◆ **Records shown**
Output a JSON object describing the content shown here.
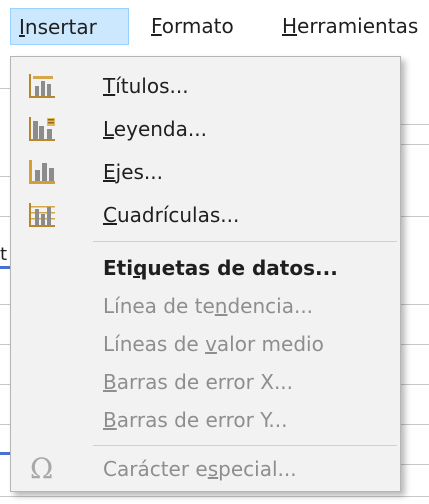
{
  "menubar": {
    "insertar": {
      "pre": "",
      "mn": "I",
      "post": "nsertar"
    },
    "formato": {
      "pre": "",
      "mn": "F",
      "post": "ormato"
    },
    "herramientas": {
      "pre": "",
      "mn": "H",
      "post": "erramientas"
    }
  },
  "background": {
    "cell_fragment": "t"
  },
  "menu": {
    "items": [
      {
        "pre": "",
        "mn": "T",
        "post": "ítulos...",
        "icon": "chart-titles-icon"
      },
      {
        "pre": "",
        "mn": "L",
        "post": "eyenda...",
        "icon": "chart-legend-icon"
      },
      {
        "pre": "",
        "mn": "E",
        "post": "jes...",
        "icon": "chart-axes-icon"
      },
      {
        "pre": "",
        "mn": "C",
        "post": "uadrículas...",
        "icon": "chart-grid-icon"
      },
      {
        "pre": "Eti",
        "mn": "q",
        "post": "uetas de datos..."
      },
      {
        "pre": "Línea de te",
        "mn": "n",
        "post": "dencia..."
      },
      {
        "pre": "Líneas de ",
        "mn": "v",
        "post": "alor medio"
      },
      {
        "pre": "",
        "mn": "B",
        "post": "arras de error X..."
      },
      {
        "pre": "",
        "mn": "B",
        "post": "arras de error Y..."
      },
      {
        "pre": "Carácter e",
        "mn": "s",
        "post": "pecial...",
        "icon": "omega-icon",
        "omega": "Ω"
      }
    ]
  }
}
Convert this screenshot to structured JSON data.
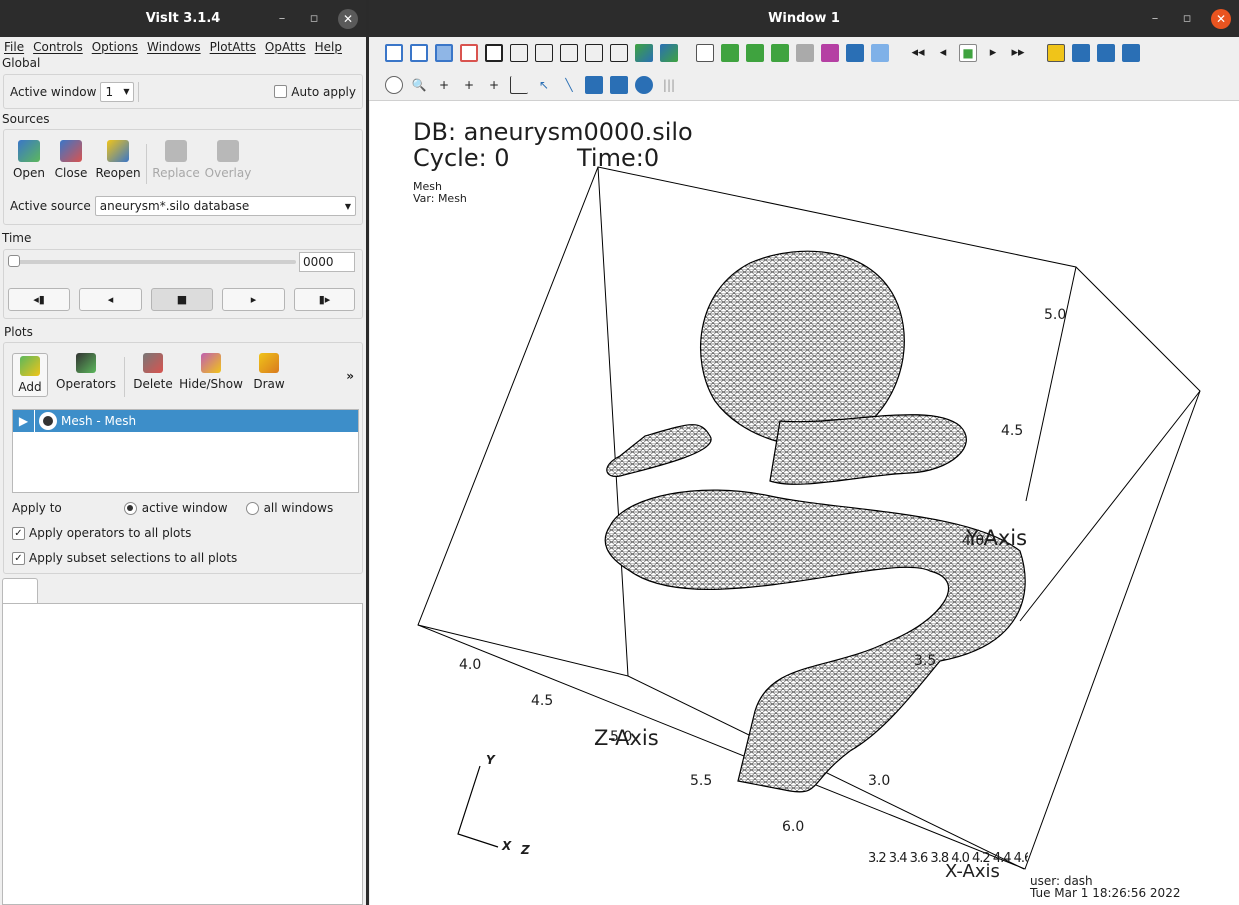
{
  "left": {
    "title": "VisIt 3.1.4",
    "menu": [
      "File",
      "Controls",
      "Options",
      "Windows",
      "PlotAtts",
      "OpAtts",
      "Help"
    ],
    "global": {
      "header": "Global",
      "active_window_label": "Active window",
      "active_window_value": "1",
      "auto_apply_label": "Auto apply"
    },
    "sources": {
      "header": "Sources",
      "buttons": [
        "Open",
        "Close",
        "Reopen",
        "Replace",
        "Overlay"
      ],
      "active_source_label": "Active source",
      "active_source_value": "aneurysm*.silo database"
    },
    "time": {
      "header": "Time",
      "value": "0000",
      "controls": [
        "◂▮",
        "◂",
        "■",
        "▸",
        "▮▸"
      ]
    },
    "plots": {
      "header": "Plots",
      "buttons": [
        "Add",
        "Operators",
        "Delete",
        "Hide/Show",
        "Draw"
      ],
      "more": "»",
      "list": [
        "Mesh - Mesh"
      ],
      "apply_to_label": "Apply to",
      "apply_active": "active window",
      "apply_all": "all windows",
      "apply_ops": "Apply operators to all plots",
      "apply_subset": "Apply subset selections to all plots"
    }
  },
  "right": {
    "title": "Window 1",
    "annotations": {
      "db": "DB: aneurysm0000.silo",
      "cycle": "Cycle: 0",
      "time": "Time:0",
      "plot_name": "Mesh",
      "var": "Var: Mesh",
      "user": "user: dash",
      "date": "Tue Mar  1 18:26:56 2022"
    },
    "axes": {
      "y_title": "Y-Axis",
      "z_title": "Z-Axis",
      "x_title": "X-Axis",
      "y_ticks": [
        "5.0",
        "4.5",
        "4.0",
        "3.5",
        "3.0"
      ],
      "z_ticks": [
        "4.0",
        "4.5",
        "5.0",
        "5.5",
        "6.0"
      ],
      "x_ticks": "3.2 3.4 3.6 3.8 4.0 4.2 4.4 4.6",
      "triad_y": "Y",
      "triad_x": "X",
      "triad_z": "Z"
    }
  },
  "colors": {
    "titlebar": "#2c2c2c",
    "close_button": "#e95420",
    "selection": "#3d8ec9",
    "panel": "#efefef"
  }
}
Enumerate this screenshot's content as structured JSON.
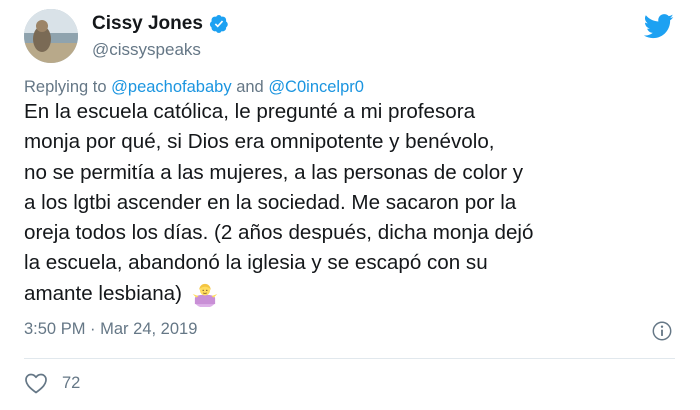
{
  "author": {
    "display_name": "Cissy Jones",
    "handle": "@cissyspeaks",
    "verified": true
  },
  "reply": {
    "prefix": "Replying to",
    "mention_1": "@peachofababy",
    "conjunction": "and",
    "mention_2": "@C0incelpr0"
  },
  "tweet": {
    "text": "En la escuela católica, le pregunté a mi profesora\nmonja por qué, si Dios era omnipotente y benévolo,\nno se permitía a las mujeres, a las personas de color y\na los lgtbi ascender en la sociedad. Me sacaron por la\noreja todos los días. (2 años después, dicha monja dejó\nla escuela, abandonó la iglesia y se escapó con su\namante lesbiana)",
    "emoji": "person-shrugging"
  },
  "meta": {
    "time": "3:50 PM",
    "separator": "·",
    "date": "Mar 24, 2019"
  },
  "stats": {
    "likes": "72"
  },
  "colors": {
    "accent": "#1da1f2",
    "link": "#1b95e0",
    "muted": "#657786",
    "like": "#e0245e"
  }
}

◆ **Short exercise**
State how many lines in the entries above include the word "Mesh"; reply with the number alone.

◆ **Solution to this problem**
3